— Start Source records —

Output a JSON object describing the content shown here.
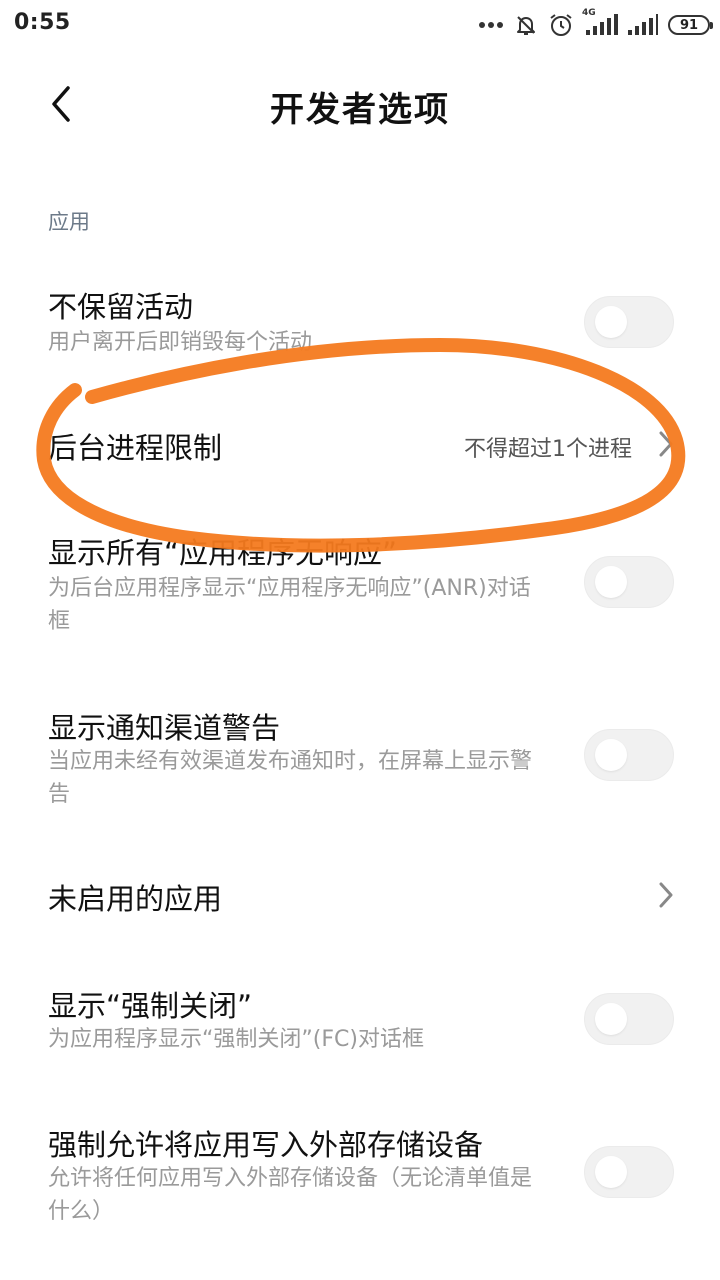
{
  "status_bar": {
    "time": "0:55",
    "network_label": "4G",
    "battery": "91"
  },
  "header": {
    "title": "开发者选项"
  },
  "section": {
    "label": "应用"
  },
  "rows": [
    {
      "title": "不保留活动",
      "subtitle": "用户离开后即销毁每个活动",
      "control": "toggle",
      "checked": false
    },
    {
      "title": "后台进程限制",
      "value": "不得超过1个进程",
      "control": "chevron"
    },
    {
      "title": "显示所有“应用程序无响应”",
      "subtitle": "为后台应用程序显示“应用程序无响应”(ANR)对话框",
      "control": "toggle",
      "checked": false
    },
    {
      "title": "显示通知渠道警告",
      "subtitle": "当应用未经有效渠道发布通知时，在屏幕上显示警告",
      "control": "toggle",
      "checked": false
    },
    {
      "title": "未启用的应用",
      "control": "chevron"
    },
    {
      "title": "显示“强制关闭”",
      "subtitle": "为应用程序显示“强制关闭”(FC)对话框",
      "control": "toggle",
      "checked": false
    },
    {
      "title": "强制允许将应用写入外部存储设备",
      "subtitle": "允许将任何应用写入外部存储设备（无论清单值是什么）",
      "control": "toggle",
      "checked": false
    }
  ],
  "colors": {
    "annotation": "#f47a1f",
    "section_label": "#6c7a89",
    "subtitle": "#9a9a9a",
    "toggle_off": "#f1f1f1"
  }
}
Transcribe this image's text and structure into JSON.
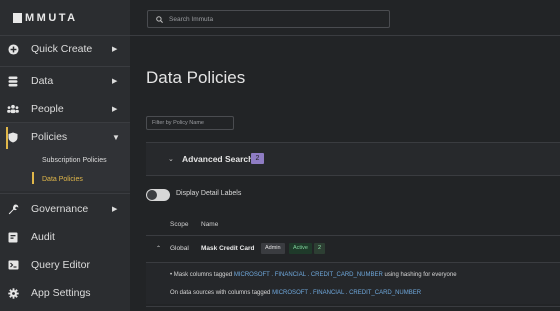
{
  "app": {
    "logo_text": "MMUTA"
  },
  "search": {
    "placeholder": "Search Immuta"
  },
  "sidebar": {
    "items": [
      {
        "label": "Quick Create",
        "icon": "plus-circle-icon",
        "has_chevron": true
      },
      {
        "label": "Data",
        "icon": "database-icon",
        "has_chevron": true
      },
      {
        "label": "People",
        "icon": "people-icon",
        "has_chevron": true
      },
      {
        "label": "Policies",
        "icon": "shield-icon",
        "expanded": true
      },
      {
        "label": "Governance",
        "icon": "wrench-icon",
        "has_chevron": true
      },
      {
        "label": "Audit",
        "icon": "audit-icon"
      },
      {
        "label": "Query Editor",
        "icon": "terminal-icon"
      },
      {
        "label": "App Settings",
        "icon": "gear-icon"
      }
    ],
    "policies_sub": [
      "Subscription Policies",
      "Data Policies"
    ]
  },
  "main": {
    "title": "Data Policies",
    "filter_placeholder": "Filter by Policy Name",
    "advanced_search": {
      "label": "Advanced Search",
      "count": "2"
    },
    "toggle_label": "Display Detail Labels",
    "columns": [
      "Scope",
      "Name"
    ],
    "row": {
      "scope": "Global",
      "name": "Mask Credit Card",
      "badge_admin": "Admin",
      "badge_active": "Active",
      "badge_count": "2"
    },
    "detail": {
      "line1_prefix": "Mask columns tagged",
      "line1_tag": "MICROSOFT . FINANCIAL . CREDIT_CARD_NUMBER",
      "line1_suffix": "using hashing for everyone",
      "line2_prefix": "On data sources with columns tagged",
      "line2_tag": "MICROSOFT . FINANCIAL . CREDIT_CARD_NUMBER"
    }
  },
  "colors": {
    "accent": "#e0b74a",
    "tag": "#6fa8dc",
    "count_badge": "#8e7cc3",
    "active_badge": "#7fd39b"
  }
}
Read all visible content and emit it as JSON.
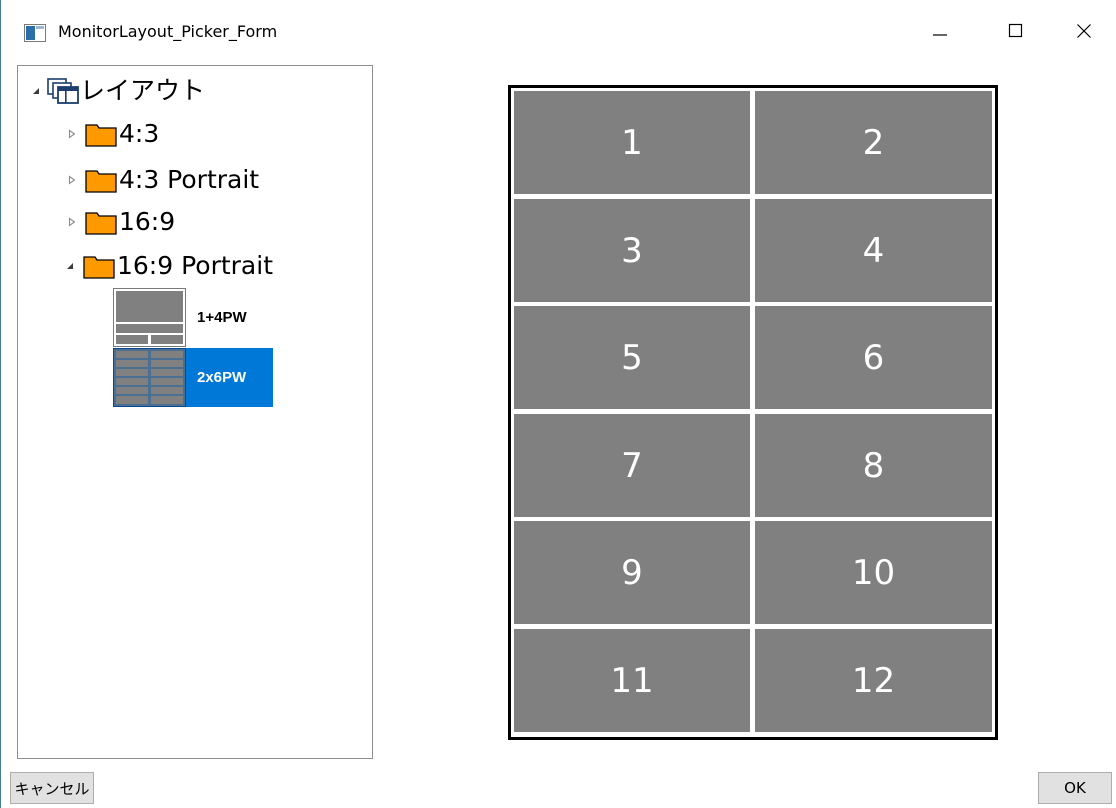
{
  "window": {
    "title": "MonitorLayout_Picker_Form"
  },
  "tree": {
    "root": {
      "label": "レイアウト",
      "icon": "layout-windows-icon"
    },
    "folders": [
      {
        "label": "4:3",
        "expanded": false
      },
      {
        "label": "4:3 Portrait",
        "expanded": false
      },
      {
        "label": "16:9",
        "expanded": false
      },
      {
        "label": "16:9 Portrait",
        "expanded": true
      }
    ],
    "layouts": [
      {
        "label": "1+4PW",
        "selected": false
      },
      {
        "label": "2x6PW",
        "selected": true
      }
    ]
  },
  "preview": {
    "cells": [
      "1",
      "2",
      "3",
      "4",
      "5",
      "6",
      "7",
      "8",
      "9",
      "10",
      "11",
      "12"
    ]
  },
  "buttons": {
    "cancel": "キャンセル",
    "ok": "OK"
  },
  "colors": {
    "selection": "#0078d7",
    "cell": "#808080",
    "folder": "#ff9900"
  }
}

— End Source records —

» **Written instruction**
Write out every line above exactly as it is, leaving out the pictures.

» **Reply to the exercise**
Output a JSON object describing the content shown here.
{
  "status_bar": {
    "time": "0:55",
    "network_label": "4G",
    "battery": "91"
  },
  "header": {
    "title": "开发者选项"
  },
  "section": {
    "label": "应用"
  },
  "rows": [
    {
      "title": "不保留活动",
      "subtitle": "用户离开后即销毁每个活动",
      "control": "toggle",
      "checked": false
    },
    {
      "title": "后台进程限制",
      "value": "不得超过1个进程",
      "control": "chevron"
    },
    {
      "title": "显示所有“应用程序无响应”",
      "subtitle": "为后台应用程序显示“应用程序无响应”(ANR)对话框",
      "control": "toggle",
      "checked": false
    },
    {
      "title": "显示通知渠道警告",
      "subtitle": "当应用未经有效渠道发布通知时，在屏幕上显示警告",
      "control": "toggle",
      "checked": false
    },
    {
      "title": "未启用的应用",
      "control": "chevron"
    },
    {
      "title": "显示“强制关闭”",
      "subtitle": "为应用程序显示“强制关闭”(FC)对话框",
      "control": "toggle",
      "checked": false
    },
    {
      "title": "强制允许将应用写入外部存储设备",
      "subtitle": "允许将任何应用写入外部存储设备（无论清单值是什么）",
      "control": "toggle",
      "checked": false
    }
  ],
  "colors": {
    "annotation": "#f47a1f",
    "section_label": "#6c7a89",
    "subtitle": "#9a9a9a",
    "toggle_off": "#f1f1f1"
  }
}
Transcribe this image's text and structure into JSON.
{
  "app": {
    "logo_text": "MMUTA"
  },
  "search": {
    "placeholder": "Search Immuta"
  },
  "sidebar": {
    "items": [
      {
        "label": "Quick Create",
        "icon": "plus-circle-icon",
        "has_chevron": true
      },
      {
        "label": "Data",
        "icon": "database-icon",
        "has_chevron": true
      },
      {
        "label": "People",
        "icon": "people-icon",
        "has_chevron": true
      },
      {
        "label": "Policies",
        "icon": "shield-icon",
        "expanded": true
      },
      {
        "label": "Governance",
        "icon": "wrench-icon",
        "has_chevron": true
      },
      {
        "label": "Audit",
        "icon": "audit-icon"
      },
      {
        "label": "Query Editor",
        "icon": "terminal-icon"
      },
      {
        "label": "App Settings",
        "icon": "gear-icon"
      }
    ],
    "policies_sub": [
      "Subscription Policies",
      "Data Policies"
    ]
  },
  "main": {
    "title": "Data Policies",
    "filter_placeholder": "Filter by Policy Name",
    "advanced_search": {
      "label": "Advanced Search",
      "count": "2"
    },
    "toggle_label": "Display Detail Labels",
    "columns": [
      "Scope",
      "Name"
    ],
    "row": {
      "scope": "Global",
      "name": "Mask Credit Card",
      "badge_admin": "Admin",
      "badge_active": "Active",
      "badge_count": "2"
    },
    "detail": {
      "line1_prefix": "Mask columns tagged",
      "line1_tag": "MICROSOFT . FINANCIAL . CREDIT_CARD_NUMBER",
      "line1_suffix": "using hashing for everyone",
      "line2_prefix": "On data sources with columns tagged",
      "line2_tag": "MICROSOFT . FINANCIAL . CREDIT_CARD_NUMBER"
    }
  },
  "colors": {
    "accent": "#e0b74a",
    "tag": "#6fa8dc",
    "count_badge": "#8e7cc3",
    "active_badge": "#7fd39b"
  }
}
Read all visible content and emit it as JSON.
{
  "window": {
    "title": "MonitorLayout_Picker_Form"
  },
  "tree": {
    "root": {
      "label": "レイアウト",
      "icon": "layout-windows-icon"
    },
    "folders": [
      {
        "label": "4:3",
        "expanded": false
      },
      {
        "label": "4:3 Portrait",
        "expanded": false
      },
      {
        "label": "16:9",
        "expanded": false
      },
      {
        "label": "16:9 Portrait",
        "expanded": true
      }
    ],
    "layouts": [
      {
        "label": "1+4PW",
        "selected": false
      },
      {
        "label": "2x6PW",
        "selected": true
      }
    ]
  },
  "preview": {
    "cells": [
      "1",
      "2",
      "3",
      "4",
      "5",
      "6",
      "7",
      "8",
      "9",
      "10",
      "11",
      "12"
    ]
  },
  "buttons": {
    "cancel": "キャンセル",
    "ok": "OK"
  },
  "colors": {
    "selection": "#0078d7",
    "cell": "#808080",
    "folder": "#ff9900"
  }
}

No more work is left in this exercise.